# DATA IN THIS EXERCISE
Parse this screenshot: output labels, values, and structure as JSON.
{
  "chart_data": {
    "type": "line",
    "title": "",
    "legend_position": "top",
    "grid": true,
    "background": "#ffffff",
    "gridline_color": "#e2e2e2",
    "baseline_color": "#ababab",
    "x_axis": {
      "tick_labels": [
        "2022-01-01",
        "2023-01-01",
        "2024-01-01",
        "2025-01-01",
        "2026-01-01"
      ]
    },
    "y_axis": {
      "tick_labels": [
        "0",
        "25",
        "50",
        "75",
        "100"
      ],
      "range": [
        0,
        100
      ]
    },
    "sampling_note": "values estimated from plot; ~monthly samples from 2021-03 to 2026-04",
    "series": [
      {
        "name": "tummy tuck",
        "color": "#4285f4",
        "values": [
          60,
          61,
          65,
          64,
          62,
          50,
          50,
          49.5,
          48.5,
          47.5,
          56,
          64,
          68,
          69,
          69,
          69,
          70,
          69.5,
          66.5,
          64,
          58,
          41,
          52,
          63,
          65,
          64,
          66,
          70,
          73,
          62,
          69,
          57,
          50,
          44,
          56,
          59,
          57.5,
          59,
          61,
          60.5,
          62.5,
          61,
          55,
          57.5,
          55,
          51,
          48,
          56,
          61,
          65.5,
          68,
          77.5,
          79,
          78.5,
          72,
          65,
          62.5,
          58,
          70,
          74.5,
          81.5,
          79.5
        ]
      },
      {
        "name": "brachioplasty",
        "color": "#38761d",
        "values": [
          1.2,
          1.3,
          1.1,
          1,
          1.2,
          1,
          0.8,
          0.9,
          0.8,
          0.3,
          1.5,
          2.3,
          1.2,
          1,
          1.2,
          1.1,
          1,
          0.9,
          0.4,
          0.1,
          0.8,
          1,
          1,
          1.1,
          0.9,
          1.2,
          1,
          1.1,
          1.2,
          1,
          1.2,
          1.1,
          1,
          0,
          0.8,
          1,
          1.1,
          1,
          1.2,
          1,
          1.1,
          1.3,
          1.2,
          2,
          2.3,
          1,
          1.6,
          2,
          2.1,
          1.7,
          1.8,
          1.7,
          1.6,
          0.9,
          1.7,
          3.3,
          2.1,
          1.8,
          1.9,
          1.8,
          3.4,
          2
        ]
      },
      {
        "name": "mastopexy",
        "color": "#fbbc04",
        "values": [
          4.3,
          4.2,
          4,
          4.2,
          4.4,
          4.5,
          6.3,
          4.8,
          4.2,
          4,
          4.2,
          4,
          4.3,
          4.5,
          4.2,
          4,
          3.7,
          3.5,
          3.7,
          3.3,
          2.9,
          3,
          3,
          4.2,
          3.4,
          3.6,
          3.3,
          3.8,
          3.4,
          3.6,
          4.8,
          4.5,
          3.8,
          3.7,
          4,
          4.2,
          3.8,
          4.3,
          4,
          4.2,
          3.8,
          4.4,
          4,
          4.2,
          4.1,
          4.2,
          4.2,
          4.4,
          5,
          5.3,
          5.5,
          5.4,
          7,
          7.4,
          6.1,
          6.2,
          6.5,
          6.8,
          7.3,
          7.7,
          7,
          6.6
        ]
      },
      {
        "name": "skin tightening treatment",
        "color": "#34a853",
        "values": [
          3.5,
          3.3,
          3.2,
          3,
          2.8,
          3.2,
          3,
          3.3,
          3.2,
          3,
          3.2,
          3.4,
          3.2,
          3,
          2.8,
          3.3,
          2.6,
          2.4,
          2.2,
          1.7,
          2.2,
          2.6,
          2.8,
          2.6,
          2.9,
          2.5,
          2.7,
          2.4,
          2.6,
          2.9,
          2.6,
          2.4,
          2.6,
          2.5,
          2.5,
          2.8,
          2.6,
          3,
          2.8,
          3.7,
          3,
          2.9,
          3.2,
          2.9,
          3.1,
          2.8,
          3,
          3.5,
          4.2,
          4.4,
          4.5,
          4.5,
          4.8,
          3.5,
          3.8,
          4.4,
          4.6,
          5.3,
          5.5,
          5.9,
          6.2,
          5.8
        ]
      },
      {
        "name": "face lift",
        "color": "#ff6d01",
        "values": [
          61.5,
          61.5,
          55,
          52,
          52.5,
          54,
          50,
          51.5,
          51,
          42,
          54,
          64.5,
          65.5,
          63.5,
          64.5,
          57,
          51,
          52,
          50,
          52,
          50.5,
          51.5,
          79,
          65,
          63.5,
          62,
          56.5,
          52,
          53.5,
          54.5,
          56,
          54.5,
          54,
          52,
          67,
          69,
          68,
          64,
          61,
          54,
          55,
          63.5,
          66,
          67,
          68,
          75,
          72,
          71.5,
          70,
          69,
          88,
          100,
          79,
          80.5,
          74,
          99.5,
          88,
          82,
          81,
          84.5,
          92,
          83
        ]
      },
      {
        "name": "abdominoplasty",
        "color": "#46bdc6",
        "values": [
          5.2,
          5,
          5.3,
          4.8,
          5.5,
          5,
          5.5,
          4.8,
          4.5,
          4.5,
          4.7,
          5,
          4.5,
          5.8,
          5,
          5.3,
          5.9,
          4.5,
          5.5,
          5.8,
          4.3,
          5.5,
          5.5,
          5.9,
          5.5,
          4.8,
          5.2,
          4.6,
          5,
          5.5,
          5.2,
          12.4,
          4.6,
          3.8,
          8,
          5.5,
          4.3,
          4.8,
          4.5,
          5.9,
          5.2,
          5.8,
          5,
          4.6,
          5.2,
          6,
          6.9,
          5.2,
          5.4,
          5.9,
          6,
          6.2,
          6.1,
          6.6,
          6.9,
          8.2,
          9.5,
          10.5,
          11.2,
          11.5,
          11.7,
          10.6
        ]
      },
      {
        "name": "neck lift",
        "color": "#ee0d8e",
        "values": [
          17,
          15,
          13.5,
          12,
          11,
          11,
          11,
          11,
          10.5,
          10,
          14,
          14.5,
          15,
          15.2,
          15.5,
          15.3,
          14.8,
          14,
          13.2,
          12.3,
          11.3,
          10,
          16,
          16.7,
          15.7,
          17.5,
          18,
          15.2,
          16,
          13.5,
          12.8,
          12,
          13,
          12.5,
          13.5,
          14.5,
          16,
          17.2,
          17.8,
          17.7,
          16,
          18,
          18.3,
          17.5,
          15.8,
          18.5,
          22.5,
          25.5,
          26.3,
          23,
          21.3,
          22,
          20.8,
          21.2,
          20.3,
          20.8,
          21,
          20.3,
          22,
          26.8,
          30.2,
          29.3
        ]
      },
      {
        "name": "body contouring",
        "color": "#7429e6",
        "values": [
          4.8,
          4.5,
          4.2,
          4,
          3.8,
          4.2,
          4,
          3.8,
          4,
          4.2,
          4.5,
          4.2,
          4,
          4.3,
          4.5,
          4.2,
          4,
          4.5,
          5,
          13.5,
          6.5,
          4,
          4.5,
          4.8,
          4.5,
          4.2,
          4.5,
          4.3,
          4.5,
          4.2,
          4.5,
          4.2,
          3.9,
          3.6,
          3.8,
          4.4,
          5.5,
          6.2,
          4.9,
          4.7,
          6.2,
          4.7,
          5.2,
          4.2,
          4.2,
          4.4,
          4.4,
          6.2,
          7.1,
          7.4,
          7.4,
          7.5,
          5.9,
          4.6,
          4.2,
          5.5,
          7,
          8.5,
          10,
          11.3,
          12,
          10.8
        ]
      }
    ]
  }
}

# JOB
Copy out each record from above, exactly.

# WRITTEN RESPONSE
Parse this screenshot: output labels, values, and structure as JSON.
{
  "chart_data": {
    "type": "line",
    "title": "",
    "legend_position": "top",
    "grid": true,
    "background": "#ffffff",
    "gridline_color": "#e2e2e2",
    "baseline_color": "#ababab",
    "x_axis": {
      "tick_labels": [
        "2022-01-01",
        "2023-01-01",
        "2024-01-01",
        "2025-01-01",
        "2026-01-01"
      ]
    },
    "y_axis": {
      "tick_labels": [
        "0",
        "25",
        "50",
        "75",
        "100"
      ],
      "range": [
        0,
        100
      ]
    },
    "sampling_note": "values estimated from plot; ~monthly samples from 2021-03 to 2026-04",
    "series": [
      {
        "name": "tummy tuck",
        "color": "#4285f4",
        "values": [
          60,
          61,
          65,
          64,
          62,
          50,
          50,
          49.5,
          48.5,
          47.5,
          56,
          64,
          68,
          69,
          69,
          69,
          70,
          69.5,
          66.5,
          64,
          58,
          41,
          52,
          63,
          65,
          64,
          66,
          70,
          73,
          62,
          69,
          57,
          50,
          44,
          56,
          59,
          57.5,
          59,
          61,
          60.5,
          62.5,
          61,
          55,
          57.5,
          55,
          51,
          48,
          56,
          61,
          65.5,
          68,
          77.5,
          79,
          78.5,
          72,
          65,
          62.5,
          58,
          70,
          74.5,
          81.5,
          79.5
        ]
      },
      {
        "name": "brachioplasty",
        "color": "#38761d",
        "values": [
          1.2,
          1.3,
          1.1,
          1,
          1.2,
          1,
          0.8,
          0.9,
          0.8,
          0.3,
          1.5,
          2.3,
          1.2,
          1,
          1.2,
          1.1,
          1,
          0.9,
          0.4,
          0.1,
          0.8,
          1,
          1,
          1.1,
          0.9,
          1.2,
          1,
          1.1,
          1.2,
          1,
          1.2,
          1.1,
          1,
          0,
          0.8,
          1,
          1.1,
          1,
          1.2,
          1,
          1.1,
          1.3,
          1.2,
          2,
          2.3,
          1,
          1.6,
          2,
          2.1,
          1.7,
          1.8,
          1.7,
          1.6,
          0.9,
          1.7,
          3.3,
          2.1,
          1.8,
          1.9,
          1.8,
          3.4,
          2
        ]
      },
      {
        "name": "mastopexy",
        "color": "#fbbc04",
        "values": [
          4.3,
          4.2,
          4,
          4.2,
          4.4,
          4.5,
          6.3,
          4.8,
          4.2,
          4,
          4.2,
          4,
          4.3,
          4.5,
          4.2,
          4,
          3.7,
          3.5,
          3.7,
          3.3,
          2.9,
          3,
          3,
          4.2,
          3.4,
          3.6,
          3.3,
          3.8,
          3.4,
          3.6,
          4.8,
          4.5,
          3.8,
          3.7,
          4,
          4.2,
          3.8,
          4.3,
          4,
          4.2,
          3.8,
          4.4,
          4,
          4.2,
          4.1,
          4.2,
          4.2,
          4.4,
          5,
          5.3,
          5.5,
          5.4,
          7,
          7.4,
          6.1,
          6.2,
          6.5,
          6.8,
          7.3,
          7.7,
          7,
          6.6
        ]
      },
      {
        "name": "skin tightening treatment",
        "color": "#34a853",
        "values": [
          3.5,
          3.3,
          3.2,
          3,
          2.8,
          3.2,
          3,
          3.3,
          3.2,
          3,
          3.2,
          3.4,
          3.2,
          3,
          2.8,
          3.3,
          2.6,
          2.4,
          2.2,
          1.7,
          2.2,
          2.6,
          2.8,
          2.6,
          2.9,
          2.5,
          2.7,
          2.4,
          2.6,
          2.9,
          2.6,
          2.4,
          2.6,
          2.5,
          2.5,
          2.8,
          2.6,
          3,
          2.8,
          3.7,
          3,
          2.9,
          3.2,
          2.9,
          3.1,
          2.8,
          3,
          3.5,
          4.2,
          4.4,
          4.5,
          4.5,
          4.8,
          3.5,
          3.8,
          4.4,
          4.6,
          5.3,
          5.5,
          5.9,
          6.2,
          5.8
        ]
      },
      {
        "name": "face lift",
        "color": "#ff6d01",
        "values": [
          61.5,
          61.5,
          55,
          52,
          52.5,
          54,
          50,
          51.5,
          51,
          42,
          54,
          64.5,
          65.5,
          63.5,
          64.5,
          57,
          51,
          52,
          50,
          52,
          50.5,
          51.5,
          79,
          65,
          63.5,
          62,
          56.5,
          52,
          53.5,
          54.5,
          56,
          54.5,
          54,
          52,
          67,
          69,
          68,
          64,
          61,
          54,
          55,
          63.5,
          66,
          67,
          68,
          75,
          72,
          71.5,
          70,
          69,
          88,
          100,
          79,
          80.5,
          74,
          99.5,
          88,
          82,
          81,
          84.5,
          92,
          83
        ]
      },
      {
        "name": "abdominoplasty",
        "color": "#46bdc6",
        "values": [
          5.2,
          5,
          5.3,
          4.8,
          5.5,
          5,
          5.5,
          4.8,
          4.5,
          4.5,
          4.7,
          5,
          4.5,
          5.8,
          5,
          5.3,
          5.9,
          4.5,
          5.5,
          5.8,
          4.3,
          5.5,
          5.5,
          5.9,
          5.5,
          4.8,
          5.2,
          4.6,
          5,
          5.5,
          5.2,
          12.4,
          4.6,
          3.8,
          8,
          5.5,
          4.3,
          4.8,
          4.5,
          5.9,
          5.2,
          5.8,
          5,
          4.6,
          5.2,
          6,
          6.9,
          5.2,
          5.4,
          5.9,
          6,
          6.2,
          6.1,
          6.6,
          6.9,
          8.2,
          9.5,
          10.5,
          11.2,
          11.5,
          11.7,
          10.6
        ]
      },
      {
        "name": "neck lift",
        "color": "#ee0d8e",
        "values": [
          17,
          15,
          13.5,
          12,
          11,
          11,
          11,
          11,
          10.5,
          10,
          14,
          14.5,
          15,
          15.2,
          15.5,
          15.3,
          14.8,
          14,
          13.2,
          12.3,
          11.3,
          10,
          16,
          16.7,
          15.7,
          17.5,
          18,
          15.2,
          16,
          13.5,
          12.8,
          12,
          13,
          12.5,
          13.5,
          14.5,
          16,
          17.2,
          17.8,
          17.7,
          16,
          18,
          18.3,
          17.5,
          15.8,
          18.5,
          22.5,
          25.5,
          26.3,
          23,
          21.3,
          22,
          20.8,
          21.2,
          20.3,
          20.8,
          21,
          20.3,
          22,
          26.8,
          30.2,
          29.3
        ]
      },
      {
        "name": "body contouring",
        "color": "#7429e6",
        "values": [
          4.8,
          4.5,
          4.2,
          4,
          3.8,
          4.2,
          4,
          3.8,
          4,
          4.2,
          4.5,
          4.2,
          4,
          4.3,
          4.5,
          4.2,
          4,
          4.5,
          5,
          13.5,
          6.5,
          4,
          4.5,
          4.8,
          4.5,
          4.2,
          4.5,
          4.3,
          4.5,
          4.2,
          4.5,
          4.2,
          3.9,
          3.6,
          3.8,
          4.4,
          5.5,
          6.2,
          4.9,
          4.7,
          6.2,
          4.7,
          5.2,
          4.2,
          4.2,
          4.4,
          4.4,
          6.2,
          7.1,
          7.4,
          7.4,
          7.5,
          5.9,
          4.6,
          4.2,
          5.5,
          7,
          8.5,
          10,
          11.3,
          12,
          10.8
        ]
      }
    ]
  }
}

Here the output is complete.